(Dataset listings of figures)
++++++++++

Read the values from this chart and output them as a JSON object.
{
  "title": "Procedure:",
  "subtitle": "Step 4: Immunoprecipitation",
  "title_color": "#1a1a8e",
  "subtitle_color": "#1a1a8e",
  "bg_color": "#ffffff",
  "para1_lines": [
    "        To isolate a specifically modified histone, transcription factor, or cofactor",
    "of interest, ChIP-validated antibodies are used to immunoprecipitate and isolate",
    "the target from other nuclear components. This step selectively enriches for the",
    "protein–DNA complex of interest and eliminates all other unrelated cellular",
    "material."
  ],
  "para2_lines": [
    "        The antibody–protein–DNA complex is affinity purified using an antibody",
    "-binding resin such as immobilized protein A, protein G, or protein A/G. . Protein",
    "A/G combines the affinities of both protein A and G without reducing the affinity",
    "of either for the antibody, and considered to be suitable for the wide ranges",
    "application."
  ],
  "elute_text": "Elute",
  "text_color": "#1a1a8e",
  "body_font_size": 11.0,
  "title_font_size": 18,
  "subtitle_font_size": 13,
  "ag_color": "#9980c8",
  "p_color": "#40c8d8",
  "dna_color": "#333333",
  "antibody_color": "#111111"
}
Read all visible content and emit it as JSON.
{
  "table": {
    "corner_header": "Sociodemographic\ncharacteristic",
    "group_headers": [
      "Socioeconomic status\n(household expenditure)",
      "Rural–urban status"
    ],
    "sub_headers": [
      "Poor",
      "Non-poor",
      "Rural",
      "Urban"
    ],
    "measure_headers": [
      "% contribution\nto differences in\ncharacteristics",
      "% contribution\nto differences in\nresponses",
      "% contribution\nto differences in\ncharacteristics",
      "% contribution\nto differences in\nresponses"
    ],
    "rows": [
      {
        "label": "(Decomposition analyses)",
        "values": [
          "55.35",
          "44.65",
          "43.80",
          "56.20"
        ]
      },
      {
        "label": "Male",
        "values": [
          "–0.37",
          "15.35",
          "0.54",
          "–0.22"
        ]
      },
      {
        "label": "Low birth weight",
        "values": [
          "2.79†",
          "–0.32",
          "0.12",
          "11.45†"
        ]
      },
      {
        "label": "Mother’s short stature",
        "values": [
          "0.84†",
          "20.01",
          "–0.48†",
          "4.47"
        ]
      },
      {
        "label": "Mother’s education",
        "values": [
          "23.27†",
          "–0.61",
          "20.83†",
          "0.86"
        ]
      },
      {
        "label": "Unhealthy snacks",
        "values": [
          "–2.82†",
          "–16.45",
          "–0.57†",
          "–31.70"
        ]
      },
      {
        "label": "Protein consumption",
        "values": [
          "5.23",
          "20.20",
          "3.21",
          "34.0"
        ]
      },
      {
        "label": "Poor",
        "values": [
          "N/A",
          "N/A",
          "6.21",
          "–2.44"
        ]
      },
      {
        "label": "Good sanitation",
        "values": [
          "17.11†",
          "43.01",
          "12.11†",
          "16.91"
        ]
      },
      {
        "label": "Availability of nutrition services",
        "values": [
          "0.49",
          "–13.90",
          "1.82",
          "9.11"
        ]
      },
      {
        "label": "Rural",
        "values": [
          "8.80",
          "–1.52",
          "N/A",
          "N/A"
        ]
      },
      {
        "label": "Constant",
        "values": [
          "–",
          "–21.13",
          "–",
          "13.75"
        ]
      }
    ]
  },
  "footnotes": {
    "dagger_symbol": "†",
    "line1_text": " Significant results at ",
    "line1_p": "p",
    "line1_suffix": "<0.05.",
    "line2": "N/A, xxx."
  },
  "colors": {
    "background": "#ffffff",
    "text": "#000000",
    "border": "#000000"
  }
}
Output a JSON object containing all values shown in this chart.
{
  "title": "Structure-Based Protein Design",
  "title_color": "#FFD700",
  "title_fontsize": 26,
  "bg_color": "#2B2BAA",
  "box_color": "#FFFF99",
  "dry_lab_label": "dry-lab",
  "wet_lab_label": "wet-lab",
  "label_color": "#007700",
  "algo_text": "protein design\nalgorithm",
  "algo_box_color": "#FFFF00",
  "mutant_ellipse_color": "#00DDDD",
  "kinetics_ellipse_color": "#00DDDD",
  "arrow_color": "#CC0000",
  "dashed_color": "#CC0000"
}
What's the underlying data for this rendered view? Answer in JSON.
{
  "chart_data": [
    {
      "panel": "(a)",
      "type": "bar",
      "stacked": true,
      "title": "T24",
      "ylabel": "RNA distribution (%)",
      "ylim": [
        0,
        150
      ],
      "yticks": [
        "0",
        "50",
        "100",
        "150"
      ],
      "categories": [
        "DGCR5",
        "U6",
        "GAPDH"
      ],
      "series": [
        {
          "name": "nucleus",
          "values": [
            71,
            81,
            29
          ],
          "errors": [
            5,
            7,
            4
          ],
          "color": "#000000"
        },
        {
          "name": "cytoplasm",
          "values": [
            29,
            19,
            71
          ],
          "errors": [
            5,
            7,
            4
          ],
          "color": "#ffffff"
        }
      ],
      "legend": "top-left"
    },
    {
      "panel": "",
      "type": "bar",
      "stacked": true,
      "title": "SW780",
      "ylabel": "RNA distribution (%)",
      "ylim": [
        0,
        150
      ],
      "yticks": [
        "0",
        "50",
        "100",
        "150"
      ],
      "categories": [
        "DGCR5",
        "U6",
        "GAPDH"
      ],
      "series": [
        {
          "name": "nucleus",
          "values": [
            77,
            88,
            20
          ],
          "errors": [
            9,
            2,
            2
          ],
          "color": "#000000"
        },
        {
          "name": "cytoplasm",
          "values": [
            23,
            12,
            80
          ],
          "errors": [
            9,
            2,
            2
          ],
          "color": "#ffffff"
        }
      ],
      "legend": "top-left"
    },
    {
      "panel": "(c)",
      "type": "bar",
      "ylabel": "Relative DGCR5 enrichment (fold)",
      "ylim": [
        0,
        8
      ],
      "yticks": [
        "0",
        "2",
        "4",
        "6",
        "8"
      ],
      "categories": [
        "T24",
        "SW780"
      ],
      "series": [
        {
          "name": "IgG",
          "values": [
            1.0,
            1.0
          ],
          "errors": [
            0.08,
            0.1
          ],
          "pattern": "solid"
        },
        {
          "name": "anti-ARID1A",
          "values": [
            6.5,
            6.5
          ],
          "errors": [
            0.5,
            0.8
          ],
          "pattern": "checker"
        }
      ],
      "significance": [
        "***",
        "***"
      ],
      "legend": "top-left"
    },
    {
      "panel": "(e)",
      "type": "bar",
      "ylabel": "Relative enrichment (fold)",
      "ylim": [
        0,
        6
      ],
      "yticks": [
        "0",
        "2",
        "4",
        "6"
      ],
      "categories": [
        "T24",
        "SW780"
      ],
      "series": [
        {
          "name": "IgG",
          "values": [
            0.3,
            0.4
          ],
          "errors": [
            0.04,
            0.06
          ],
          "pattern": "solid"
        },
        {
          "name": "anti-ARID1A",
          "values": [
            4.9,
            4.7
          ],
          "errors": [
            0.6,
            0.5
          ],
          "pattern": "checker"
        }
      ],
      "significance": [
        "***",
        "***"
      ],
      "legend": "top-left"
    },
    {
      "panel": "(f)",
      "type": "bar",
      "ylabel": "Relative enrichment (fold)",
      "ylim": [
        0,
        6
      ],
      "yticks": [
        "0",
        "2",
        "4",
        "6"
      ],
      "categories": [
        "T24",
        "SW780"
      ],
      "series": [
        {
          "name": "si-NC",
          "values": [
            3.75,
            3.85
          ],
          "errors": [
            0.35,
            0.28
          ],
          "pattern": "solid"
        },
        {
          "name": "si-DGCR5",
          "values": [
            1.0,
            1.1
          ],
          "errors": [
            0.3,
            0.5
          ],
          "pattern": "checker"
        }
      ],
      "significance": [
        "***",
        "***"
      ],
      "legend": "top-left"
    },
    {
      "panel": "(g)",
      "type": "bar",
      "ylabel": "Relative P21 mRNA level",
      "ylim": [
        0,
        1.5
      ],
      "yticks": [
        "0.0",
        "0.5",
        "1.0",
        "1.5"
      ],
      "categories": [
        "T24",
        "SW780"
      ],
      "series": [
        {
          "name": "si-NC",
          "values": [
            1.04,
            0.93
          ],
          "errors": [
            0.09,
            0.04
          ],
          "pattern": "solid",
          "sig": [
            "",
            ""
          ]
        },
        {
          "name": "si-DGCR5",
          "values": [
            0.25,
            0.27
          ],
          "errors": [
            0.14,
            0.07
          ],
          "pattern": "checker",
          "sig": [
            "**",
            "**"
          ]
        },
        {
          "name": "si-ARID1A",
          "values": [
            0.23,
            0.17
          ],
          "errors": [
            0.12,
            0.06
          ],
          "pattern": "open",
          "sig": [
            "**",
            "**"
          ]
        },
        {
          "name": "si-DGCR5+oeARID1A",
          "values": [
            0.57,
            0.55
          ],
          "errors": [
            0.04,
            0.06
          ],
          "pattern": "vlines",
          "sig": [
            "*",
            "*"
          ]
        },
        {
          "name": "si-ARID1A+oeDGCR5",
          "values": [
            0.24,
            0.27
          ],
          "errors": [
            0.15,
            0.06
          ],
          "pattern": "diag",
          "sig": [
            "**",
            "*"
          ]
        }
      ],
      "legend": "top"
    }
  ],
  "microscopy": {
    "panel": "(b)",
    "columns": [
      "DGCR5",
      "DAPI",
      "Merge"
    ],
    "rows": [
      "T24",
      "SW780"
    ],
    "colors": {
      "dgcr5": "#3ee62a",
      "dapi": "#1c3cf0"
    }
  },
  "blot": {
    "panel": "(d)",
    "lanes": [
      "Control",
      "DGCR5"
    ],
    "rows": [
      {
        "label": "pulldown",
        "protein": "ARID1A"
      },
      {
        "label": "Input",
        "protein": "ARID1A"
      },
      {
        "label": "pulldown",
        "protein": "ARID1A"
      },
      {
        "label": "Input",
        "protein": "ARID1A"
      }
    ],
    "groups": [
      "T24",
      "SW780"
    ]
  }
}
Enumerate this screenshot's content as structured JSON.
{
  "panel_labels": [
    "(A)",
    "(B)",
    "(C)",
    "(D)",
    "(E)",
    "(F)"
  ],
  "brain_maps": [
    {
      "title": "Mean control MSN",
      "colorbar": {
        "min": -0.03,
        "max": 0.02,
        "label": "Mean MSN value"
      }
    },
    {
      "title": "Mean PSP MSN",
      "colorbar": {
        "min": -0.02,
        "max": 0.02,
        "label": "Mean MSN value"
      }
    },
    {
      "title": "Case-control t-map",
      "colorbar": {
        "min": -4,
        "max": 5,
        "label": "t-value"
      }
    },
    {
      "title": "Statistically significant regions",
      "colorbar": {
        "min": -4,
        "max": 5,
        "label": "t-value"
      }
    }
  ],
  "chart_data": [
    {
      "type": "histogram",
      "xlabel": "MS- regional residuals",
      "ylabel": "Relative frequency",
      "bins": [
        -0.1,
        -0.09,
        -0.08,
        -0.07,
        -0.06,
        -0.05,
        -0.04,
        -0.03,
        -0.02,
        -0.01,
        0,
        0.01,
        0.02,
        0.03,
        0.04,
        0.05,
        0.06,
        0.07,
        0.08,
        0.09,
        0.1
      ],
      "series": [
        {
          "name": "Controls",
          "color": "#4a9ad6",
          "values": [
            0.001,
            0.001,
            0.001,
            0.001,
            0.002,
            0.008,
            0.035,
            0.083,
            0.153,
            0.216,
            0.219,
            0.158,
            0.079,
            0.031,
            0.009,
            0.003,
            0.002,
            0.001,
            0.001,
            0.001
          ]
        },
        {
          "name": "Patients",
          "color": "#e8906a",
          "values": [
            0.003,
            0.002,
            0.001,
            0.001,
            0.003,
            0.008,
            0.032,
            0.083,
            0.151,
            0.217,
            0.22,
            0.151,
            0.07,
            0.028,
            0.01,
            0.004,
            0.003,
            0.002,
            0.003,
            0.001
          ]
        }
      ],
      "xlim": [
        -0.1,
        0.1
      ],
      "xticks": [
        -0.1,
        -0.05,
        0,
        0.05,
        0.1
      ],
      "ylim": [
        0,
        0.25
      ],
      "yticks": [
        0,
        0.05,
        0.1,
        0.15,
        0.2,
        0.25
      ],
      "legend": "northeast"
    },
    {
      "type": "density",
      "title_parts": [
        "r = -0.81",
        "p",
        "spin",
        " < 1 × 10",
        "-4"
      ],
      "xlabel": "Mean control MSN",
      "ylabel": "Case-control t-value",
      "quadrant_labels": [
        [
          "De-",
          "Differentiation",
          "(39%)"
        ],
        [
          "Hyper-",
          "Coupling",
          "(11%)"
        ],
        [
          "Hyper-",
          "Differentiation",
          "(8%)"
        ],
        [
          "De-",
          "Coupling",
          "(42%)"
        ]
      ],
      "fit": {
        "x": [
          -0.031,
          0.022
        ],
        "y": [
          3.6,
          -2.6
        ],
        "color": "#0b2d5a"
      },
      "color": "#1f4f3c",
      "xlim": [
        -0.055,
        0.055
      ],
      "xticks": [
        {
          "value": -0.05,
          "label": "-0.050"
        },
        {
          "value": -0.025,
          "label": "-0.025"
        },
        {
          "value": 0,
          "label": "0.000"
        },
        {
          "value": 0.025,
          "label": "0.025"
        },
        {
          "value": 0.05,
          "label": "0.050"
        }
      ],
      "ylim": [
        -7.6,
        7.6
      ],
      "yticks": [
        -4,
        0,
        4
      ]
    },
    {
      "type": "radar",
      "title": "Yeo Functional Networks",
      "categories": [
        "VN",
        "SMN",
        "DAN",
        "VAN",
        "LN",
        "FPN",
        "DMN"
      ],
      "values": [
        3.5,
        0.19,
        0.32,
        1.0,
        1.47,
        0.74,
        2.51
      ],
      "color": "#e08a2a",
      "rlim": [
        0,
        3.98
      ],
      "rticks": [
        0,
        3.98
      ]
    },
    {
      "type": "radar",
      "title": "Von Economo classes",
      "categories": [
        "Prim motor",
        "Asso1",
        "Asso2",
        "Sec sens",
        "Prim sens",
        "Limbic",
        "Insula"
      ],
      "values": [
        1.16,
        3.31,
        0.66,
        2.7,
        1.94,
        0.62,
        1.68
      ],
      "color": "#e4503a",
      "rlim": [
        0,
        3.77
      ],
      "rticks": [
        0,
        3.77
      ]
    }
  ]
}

++++++++++

## EXERCISE
Within the lines above, find those holding the word "Rural" and copy them.

## TASK ANSWER
      "Rural–urban status"
      "Rural",
        "label": "Rural",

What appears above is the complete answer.